§ **JOB**: Find the lines below that contain the string "this". Copy each one.

§ **WORKING DATA**:
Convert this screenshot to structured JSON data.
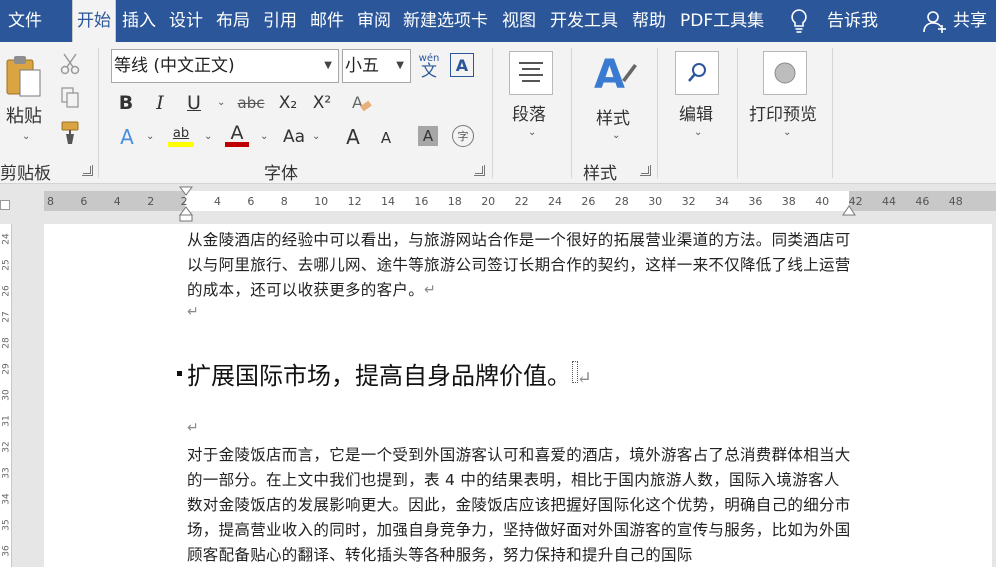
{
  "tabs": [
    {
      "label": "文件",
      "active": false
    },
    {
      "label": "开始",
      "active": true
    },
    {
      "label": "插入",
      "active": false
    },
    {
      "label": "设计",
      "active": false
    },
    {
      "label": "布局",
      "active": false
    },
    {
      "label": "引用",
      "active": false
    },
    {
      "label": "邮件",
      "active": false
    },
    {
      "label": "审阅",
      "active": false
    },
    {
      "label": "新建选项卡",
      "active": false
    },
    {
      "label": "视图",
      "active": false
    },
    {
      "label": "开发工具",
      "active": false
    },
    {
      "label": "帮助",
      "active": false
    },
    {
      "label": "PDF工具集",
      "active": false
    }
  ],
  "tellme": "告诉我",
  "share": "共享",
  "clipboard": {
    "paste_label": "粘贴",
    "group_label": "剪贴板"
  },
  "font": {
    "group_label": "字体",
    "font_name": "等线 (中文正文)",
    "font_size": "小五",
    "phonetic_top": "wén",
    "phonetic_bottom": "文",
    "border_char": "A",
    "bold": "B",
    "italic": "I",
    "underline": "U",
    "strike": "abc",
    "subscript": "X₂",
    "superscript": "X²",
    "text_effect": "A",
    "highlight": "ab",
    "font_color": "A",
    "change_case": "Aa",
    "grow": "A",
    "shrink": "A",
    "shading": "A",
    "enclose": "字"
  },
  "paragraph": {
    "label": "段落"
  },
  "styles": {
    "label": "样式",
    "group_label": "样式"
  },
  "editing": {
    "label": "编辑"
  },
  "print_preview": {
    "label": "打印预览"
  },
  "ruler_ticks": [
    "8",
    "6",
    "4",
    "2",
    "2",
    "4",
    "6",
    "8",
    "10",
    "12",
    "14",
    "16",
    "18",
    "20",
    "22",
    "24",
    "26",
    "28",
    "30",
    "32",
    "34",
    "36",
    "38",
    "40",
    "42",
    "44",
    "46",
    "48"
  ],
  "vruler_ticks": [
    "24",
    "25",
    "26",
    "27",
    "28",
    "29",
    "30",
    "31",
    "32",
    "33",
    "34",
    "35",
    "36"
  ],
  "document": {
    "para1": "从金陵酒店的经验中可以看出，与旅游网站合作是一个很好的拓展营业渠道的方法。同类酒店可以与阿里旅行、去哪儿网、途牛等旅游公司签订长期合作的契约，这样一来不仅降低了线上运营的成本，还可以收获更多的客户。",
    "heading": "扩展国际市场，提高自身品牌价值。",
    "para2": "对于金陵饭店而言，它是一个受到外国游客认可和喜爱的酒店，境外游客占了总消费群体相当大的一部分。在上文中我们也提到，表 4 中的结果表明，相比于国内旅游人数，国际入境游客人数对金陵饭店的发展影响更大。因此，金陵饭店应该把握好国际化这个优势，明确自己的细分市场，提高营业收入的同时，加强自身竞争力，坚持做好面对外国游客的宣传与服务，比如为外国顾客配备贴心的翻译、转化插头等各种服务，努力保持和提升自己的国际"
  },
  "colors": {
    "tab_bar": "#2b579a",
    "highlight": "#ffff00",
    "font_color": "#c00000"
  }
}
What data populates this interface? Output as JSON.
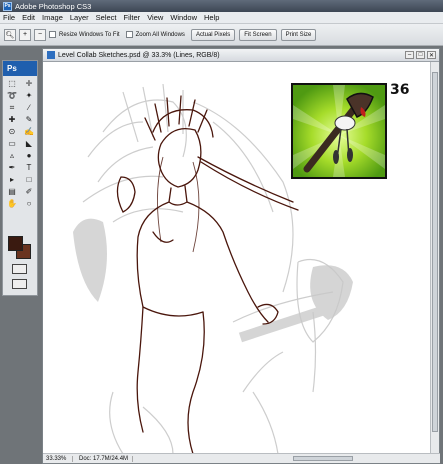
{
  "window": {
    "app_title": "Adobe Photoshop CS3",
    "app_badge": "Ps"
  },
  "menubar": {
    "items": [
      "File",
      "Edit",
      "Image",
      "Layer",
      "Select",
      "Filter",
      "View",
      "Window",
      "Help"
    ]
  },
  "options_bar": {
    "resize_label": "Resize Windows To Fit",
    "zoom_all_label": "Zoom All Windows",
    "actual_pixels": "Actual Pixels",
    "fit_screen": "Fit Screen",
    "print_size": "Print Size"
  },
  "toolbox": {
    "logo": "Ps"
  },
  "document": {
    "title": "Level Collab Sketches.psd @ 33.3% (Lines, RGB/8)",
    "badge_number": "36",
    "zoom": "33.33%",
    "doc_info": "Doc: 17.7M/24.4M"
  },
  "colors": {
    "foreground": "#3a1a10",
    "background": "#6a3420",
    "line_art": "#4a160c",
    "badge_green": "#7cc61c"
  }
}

§ **EXERCISE RESULT**:
Convert this screenshot to structured JSON data.
What data populates this interface? Output as JSON.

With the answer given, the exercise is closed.